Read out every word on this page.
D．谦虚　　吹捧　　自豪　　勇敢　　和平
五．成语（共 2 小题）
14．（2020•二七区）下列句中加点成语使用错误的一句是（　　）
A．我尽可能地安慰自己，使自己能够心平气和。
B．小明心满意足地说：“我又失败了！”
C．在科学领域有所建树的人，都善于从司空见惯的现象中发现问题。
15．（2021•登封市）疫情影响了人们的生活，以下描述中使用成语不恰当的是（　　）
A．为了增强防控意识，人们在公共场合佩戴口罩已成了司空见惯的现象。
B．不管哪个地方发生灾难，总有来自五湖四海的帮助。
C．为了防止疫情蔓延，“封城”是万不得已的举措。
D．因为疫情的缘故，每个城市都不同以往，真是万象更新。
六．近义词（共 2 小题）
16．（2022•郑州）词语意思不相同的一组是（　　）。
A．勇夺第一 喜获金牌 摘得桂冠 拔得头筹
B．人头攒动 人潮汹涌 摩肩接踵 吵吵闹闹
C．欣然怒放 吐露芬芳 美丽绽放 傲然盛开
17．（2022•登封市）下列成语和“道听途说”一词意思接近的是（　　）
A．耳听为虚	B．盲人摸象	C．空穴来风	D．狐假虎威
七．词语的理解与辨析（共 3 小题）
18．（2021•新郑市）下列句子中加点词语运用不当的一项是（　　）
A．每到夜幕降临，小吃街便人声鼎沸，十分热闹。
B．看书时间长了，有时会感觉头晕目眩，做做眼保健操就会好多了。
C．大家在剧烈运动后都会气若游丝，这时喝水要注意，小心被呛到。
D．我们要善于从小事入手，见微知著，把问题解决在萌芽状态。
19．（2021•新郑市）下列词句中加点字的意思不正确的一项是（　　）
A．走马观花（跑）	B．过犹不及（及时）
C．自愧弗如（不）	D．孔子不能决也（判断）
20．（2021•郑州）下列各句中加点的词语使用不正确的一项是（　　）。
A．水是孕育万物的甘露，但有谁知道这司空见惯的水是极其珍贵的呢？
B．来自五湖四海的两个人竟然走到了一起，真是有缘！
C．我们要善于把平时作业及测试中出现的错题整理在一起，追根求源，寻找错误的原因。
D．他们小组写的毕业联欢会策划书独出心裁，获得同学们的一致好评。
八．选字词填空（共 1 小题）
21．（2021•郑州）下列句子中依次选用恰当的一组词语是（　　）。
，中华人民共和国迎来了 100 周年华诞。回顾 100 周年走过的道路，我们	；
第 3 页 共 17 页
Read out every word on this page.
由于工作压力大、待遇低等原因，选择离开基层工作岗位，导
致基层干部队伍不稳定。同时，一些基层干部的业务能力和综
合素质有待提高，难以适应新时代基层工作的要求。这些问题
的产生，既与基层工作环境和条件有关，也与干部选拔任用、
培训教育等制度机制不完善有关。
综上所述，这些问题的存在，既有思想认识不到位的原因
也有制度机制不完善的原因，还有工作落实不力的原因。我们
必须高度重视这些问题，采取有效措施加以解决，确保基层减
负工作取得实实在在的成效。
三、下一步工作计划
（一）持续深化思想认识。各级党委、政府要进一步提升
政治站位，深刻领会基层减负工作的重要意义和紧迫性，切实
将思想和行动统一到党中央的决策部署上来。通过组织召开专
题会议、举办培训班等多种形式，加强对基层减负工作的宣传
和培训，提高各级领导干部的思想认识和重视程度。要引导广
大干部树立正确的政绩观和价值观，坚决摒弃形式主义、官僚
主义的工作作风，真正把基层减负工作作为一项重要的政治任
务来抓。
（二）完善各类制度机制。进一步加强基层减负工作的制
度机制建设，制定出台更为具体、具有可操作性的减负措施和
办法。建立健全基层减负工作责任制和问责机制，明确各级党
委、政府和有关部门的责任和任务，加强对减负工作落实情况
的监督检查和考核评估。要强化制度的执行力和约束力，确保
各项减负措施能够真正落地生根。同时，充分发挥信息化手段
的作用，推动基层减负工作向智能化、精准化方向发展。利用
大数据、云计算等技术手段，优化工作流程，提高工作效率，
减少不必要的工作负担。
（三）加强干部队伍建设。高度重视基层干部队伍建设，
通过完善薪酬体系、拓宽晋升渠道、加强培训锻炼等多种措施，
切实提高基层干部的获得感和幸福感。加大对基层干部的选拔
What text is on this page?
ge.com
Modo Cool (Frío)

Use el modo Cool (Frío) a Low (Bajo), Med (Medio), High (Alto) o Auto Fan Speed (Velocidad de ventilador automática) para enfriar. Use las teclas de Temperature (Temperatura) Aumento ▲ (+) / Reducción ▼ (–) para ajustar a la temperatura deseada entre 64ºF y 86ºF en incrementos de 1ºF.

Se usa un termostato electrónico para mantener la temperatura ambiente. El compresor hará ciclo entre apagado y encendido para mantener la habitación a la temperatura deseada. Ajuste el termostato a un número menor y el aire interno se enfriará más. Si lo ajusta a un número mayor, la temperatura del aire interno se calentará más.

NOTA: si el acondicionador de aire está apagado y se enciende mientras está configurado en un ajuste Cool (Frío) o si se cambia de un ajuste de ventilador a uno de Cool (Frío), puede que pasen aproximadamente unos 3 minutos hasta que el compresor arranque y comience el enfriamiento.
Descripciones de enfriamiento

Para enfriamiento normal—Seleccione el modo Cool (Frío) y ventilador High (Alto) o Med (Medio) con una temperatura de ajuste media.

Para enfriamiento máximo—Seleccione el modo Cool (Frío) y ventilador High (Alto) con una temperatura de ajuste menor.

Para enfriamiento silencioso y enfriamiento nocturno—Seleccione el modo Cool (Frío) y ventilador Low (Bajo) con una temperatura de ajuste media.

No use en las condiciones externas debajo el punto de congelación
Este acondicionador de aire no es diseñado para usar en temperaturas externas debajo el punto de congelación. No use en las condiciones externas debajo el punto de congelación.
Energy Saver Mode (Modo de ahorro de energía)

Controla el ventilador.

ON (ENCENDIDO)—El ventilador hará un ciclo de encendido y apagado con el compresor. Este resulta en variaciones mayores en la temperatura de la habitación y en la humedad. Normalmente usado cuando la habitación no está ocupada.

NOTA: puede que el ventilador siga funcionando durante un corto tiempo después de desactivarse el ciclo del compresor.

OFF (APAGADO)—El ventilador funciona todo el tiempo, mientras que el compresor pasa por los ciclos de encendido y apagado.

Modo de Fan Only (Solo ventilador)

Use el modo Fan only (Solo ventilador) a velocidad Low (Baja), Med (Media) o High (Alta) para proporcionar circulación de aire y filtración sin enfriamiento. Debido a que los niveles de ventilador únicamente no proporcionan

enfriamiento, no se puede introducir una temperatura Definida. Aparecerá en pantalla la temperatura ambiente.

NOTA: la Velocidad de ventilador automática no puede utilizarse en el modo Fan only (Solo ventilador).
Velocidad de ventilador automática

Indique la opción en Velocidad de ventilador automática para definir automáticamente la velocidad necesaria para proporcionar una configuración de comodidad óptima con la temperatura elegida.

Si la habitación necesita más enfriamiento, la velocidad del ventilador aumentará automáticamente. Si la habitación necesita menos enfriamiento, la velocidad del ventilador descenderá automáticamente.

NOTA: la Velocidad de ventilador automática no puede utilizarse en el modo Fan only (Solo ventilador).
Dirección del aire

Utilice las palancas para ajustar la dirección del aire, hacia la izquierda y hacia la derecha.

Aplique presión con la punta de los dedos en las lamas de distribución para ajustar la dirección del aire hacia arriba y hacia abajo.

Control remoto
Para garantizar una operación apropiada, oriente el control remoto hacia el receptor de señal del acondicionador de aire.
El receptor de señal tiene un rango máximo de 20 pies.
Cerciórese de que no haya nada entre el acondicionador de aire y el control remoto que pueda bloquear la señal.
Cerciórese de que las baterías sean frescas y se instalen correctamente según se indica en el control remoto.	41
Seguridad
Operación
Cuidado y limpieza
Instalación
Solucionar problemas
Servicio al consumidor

- Task instructions -
Retype all of the data shown above, word for word.

- Written response -
Read out every word on this page.
D．谦虚　　吹捧　　自豪　　勇敢　　和平
五．成语（共 2 小题）
14．（2020•二七区）下列句中加点成语使用错误的一句是（　　）
A．我尽可能地安慰自己，使自己能够心平气和。
B．小明心满意足地说：“我又失败了！”
C．在科学领域有所建树的人，都善于从司空见惯的现象中发现问题。
15．（2021•登封市）疫情影响了人们的生活，以下描述中使用成语不恰当的是（　　）
A．为了增强防控意识，人们在公共场合佩戴口罩已成了司空见惯的现象。
B．不管哪个地方发生灾难，总有来自五湖四海的帮助。
C．为了防止疫情蔓延，“封城”是万不得已的举措。
D．因为疫情的缘故，每个城市都不同以往，真是万象更新。
六．近义词（共 2 小题）
16．（2022•郑州）词语意思不相同的一组是（　　）。
A．勇夺第一 喜获金牌 摘得桂冠 拔得头筹
B．人头攒动 人潮汹涌 摩肩接踵 吵吵闹闹
C．欣然怒放 吐露芬芳 美丽绽放 傲然盛开
17．（2022•登封市）下列成语和“道听途说”一词意思接近的是（　　）
A．耳听为虚	B．盲人摸象	C．空穴来风	D．狐假虎威
七．词语的理解与辨析（共 3 小题）
18．（2021•新郑市）下列句子中加点词语运用不当的一项是（　　）
A．每到夜幕降临，小吃街便人声鼎沸，十分热闹。
B．看书时间长了，有时会感觉头晕目眩，做做眼保健操就会好多了。
C．大家在剧烈运动后都会气若游丝，这时喝水要注意，小心被呛到。
D．我们要善于从小事入手，见微知著，把问题解决在萌芽状态。
19．（2021•新郑市）下列词句中加点字的意思不正确的一项是（　　）
A．走马观花（跑）	B．过犹不及（及时）
C．自愧弗如（不）	D．孔子不能决也（判断）
20．（2021•郑州）下列各句中加点的词语使用不正确的一项是（　　）。
A．水是孕育万物的甘露，但有谁知道这司空见惯的水是极其珍贵的呢？
B．来自五湖四海的两个人竟然走到了一起，真是有缘！
C．我们要善于把平时作业及测试中出现的错题整理在一起，追根求源，寻找错误的原因。
D．他们小组写的毕业联欢会策划书独出心裁，获得同学们的一致好评。
八．选字词填空（共 1 小题）
21．（2021•郑州）下列句子中依次选用恰当的一组词语是（　　）。
，中华人民共和国迎来了 100 周年华诞。回顾 100 周年走过的道路，我们	；
第 3 页 共 17 页
Read out every word on this page.
由于工作压力大、待遇低等原因，选择离开基层工作岗位，导
致基层干部队伍不稳定。同时，一些基层干部的业务能力和综
合素质有待提高，难以适应新时代基层工作的要求。这些问题
的产生，既与基层工作环境和条件有关，也与干部选拔任用、
培训教育等制度机制不完善有关。
综上所述，这些问题的存在，既有思想认识不到位的原因
也有制度机制不完善的原因，还有工作落实不力的原因。我们
必须高度重视这些问题，采取有效措施加以解决，确保基层减
负工作取得实实在在的成效。
三、下一步工作计划
（一）持续深化思想认识。各级党委、政府要进一步提升
政治站位，深刻领会基层减负工作的重要意义和紧迫性，切实
将思想和行动统一到党中央的决策部署上来。通过组织召开专
题会议、举办培训班等多种形式，加强对基层减负工作的宣传
和培训，提高各级领导干部的思想认识和重视程度。要引导广
大干部树立正确的政绩观和价值观，坚决摒弃形式主义、官僚
主义的工作作风，真正把基层减负工作作为一项重要的政治任
务来抓。
（二）完善各类制度机制。进一步加强基层减负工作的制
度机制建设，制定出台更为具体、具有可操作性的减负措施和
办法。建立健全基层减负工作责任制和问责机制，明确各级党
委、政府和有关部门的责任和任务，加强对减负工作落实情况
的监督检查和考核评估。要强化制度的执行力和约束力，确保
各项减负措施能够真正落地生根。同时，充分发挥信息化手段
的作用，推动基层减负工作向智能化、精准化方向发展。利用
大数据、云计算等技术手段，优化工作流程，提高工作效率，
减少不必要的工作负担。
（三）加强干部队伍建设。高度重视基层干部队伍建设，
通过完善薪酬体系、拓宽晋升渠道、加强培训锻炼等多种措施，
切实提高基层干部的获得感和幸福感。加大对基层干部的选拔
What text is on this page?
ge.com
Modo Cool (Frío)

Use el modo Cool (Frío) a Low (Bajo), Med (Medio), High (Alto) o Auto Fan Speed (Velocidad de ventilador automática) para enfriar. Use las teclas de Temperature (Temperatura) Aumento ▲ (+) / Reducción ▼ (–) para ajustar a la temperatura deseada entre 64ºF y 86ºF en incrementos de 1ºF.

Se usa un termostato electrónico para mantener la temperatura ambiente. El compresor hará ciclo entre apagado y encendido para mantener la habitación a la temperatura deseada. Ajuste el termostato a un número menor y el aire interno se enfriará más. Si lo ajusta a un número mayor, la temperatura del aire interno se calentará más.

NOTA: si el acondicionador de aire está apagado y se enciende mientras está configurado en un ajuste Cool (Frío) o si se cambia de un ajuste de ventilador a uno de Cool (Frío), puede que pasen aproximadamente unos 3 minutos hasta que el compresor arranque y comience el enfriamiento.
Descripciones de enfriamiento

Para enfriamiento normal—Seleccione el modo Cool (Frío) y ventilador High (Alto) o Med (Medio) con una temperatura de ajuste media.

Para enfriamiento máximo—Seleccione el modo Cool (Frío) y ventilador High (Alto) con una temperatura de ajuste menor.

Para enfriamiento silencioso y enfriamiento nocturno—Seleccione el modo Cool (Frío) y ventilador Low (Bajo) con una temperatura de ajuste media.

No use en las condiciones externas debajo el punto de congelación
Este acondicionador de aire no es diseñado para usar en temperaturas externas debajo el punto de congelación. No use en las condiciones externas debajo el punto de congelación.
Energy Saver Mode (Modo de ahorro de energía)

Controla el ventilador.

ON (ENCENDIDO)—El ventilador hará un ciclo de encendido y apagado con el compresor. Este resulta en variaciones mayores en la temperatura de la habitación y en la humedad. Normalmente usado cuando la habitación no está ocupada.

NOTA: puede que el ventilador siga funcionando durante un corto tiempo después de desactivarse el ciclo del compresor.

OFF (APAGADO)—El ventilador funciona todo el tiempo, mientras que el compresor pasa por los ciclos de encendido y apagado.

Modo de Fan Only (Solo ventilador)

Use el modo Fan only (Solo ventilador) a velocidad Low (Baja), Med (Media) o High (Alta) para proporcionar circulación de aire y filtración sin enfriamiento. Debido a que los niveles de ventilador únicamente no proporcionan

enfriamiento, no se puede introducir una temperatura Definida. Aparecerá en pantalla la temperatura ambiente.

NOTA: la Velocidad de ventilador automática no puede utilizarse en el modo Fan only (Solo ventilador).
Velocidad de ventilador automática

Indique la opción en Velocidad de ventilador automática para definir automáticamente la velocidad necesaria para proporcionar una configuración de comodidad óptima con la temperatura elegida.

Si la habitación necesita más enfriamiento, la velocidad del ventilador aumentará automáticamente. Si la habitación necesita menos enfriamiento, la velocidad del ventilador descenderá automáticamente.

NOTA: la Velocidad de ventilador automática no puede utilizarse en el modo Fan only (Solo ventilador).
Dirección del aire

Utilice las palancas para ajustar la dirección del aire, hacia la izquierda y hacia la derecha.

Aplique presión con la punta de los dedos en las lamas de distribución para ajustar la dirección del aire hacia arriba y hacia abajo.

Control remoto
Para garantizar una operación apropiada, oriente el control remoto hacia el receptor de señal del acondicionador de aire.
El receptor de señal tiene un rango máximo de 20 pies.
Cerciórese de que no haya nada entre el acondicionador de aire y el control remoto que pueda bloquear la señal.
Cerciórese de que las baterías sean frescas y se instalen correctamente según se indica en el control remoto.	41
Seguridad
Operación
Cuidado y limpieza
Instalación
Solucionar problemas
Servicio al consumidor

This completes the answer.